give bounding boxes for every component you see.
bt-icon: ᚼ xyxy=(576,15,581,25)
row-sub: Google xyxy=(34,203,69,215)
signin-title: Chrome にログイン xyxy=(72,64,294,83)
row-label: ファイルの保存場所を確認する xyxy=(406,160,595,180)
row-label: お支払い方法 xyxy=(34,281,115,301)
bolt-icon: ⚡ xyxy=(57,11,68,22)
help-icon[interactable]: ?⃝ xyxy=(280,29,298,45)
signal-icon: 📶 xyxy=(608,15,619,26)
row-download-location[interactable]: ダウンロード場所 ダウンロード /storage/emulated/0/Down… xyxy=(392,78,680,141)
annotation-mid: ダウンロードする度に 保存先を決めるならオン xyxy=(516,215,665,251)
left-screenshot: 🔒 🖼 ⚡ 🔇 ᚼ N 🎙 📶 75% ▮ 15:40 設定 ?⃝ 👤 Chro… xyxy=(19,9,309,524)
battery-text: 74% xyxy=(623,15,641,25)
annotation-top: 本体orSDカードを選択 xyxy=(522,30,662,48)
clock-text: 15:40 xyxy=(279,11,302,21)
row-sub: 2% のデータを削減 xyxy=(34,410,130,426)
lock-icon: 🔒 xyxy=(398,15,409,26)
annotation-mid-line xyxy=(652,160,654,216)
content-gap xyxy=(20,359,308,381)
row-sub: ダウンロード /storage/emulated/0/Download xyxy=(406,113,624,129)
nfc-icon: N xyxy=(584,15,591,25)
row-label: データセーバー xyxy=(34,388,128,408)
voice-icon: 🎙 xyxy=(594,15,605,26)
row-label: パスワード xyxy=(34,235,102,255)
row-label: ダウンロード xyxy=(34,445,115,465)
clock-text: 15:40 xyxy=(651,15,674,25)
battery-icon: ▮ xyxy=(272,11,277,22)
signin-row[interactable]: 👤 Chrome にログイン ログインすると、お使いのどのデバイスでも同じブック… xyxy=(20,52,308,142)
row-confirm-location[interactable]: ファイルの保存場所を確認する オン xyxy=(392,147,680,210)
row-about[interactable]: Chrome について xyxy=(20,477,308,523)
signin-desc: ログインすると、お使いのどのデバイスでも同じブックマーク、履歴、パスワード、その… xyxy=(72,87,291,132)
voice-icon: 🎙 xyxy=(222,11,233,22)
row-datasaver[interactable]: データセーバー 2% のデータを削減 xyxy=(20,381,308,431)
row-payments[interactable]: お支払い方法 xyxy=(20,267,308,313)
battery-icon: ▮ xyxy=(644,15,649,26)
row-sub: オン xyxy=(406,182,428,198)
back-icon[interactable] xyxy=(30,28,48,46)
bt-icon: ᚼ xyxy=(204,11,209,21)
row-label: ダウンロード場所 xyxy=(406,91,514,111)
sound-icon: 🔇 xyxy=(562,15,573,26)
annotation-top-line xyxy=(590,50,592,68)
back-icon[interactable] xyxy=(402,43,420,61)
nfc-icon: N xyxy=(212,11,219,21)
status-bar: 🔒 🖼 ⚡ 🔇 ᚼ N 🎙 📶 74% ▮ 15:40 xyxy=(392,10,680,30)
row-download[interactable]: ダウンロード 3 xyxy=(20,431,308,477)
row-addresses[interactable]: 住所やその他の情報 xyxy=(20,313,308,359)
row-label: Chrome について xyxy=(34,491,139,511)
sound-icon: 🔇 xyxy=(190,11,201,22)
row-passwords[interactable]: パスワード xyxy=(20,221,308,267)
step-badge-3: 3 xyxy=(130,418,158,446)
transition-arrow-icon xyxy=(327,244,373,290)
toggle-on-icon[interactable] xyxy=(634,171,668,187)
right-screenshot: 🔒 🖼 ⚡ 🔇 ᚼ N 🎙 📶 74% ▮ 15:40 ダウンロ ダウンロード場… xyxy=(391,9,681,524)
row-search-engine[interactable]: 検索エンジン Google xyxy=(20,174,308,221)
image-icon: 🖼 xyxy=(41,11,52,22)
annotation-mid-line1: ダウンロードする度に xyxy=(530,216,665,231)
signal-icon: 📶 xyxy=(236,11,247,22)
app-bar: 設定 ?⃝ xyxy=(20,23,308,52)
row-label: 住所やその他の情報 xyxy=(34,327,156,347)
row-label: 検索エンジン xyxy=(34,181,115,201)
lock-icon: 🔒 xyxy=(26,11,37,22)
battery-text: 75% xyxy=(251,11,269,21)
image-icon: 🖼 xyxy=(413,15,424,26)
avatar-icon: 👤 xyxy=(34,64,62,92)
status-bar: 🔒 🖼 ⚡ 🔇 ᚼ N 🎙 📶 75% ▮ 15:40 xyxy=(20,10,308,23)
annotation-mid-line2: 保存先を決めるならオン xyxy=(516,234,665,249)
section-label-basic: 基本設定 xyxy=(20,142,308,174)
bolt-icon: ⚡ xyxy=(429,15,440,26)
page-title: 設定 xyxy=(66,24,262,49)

Task: Please copy the entries word for word, starting at the first line and stopping after the line that contains "bolt-icon: ⚡ xyxy=(57,11,68,22)".

Response to this task:
give bounding boxes for every component you see.
bt-icon: ᚼ xyxy=(576,15,581,25)
row-sub: Google xyxy=(34,203,69,215)
signin-title: Chrome にログイン xyxy=(72,64,294,83)
row-label: ファイルの保存場所を確認する xyxy=(406,160,595,180)
row-label: お支払い方法 xyxy=(34,281,115,301)
bolt-icon: ⚡ xyxy=(57,11,68,22)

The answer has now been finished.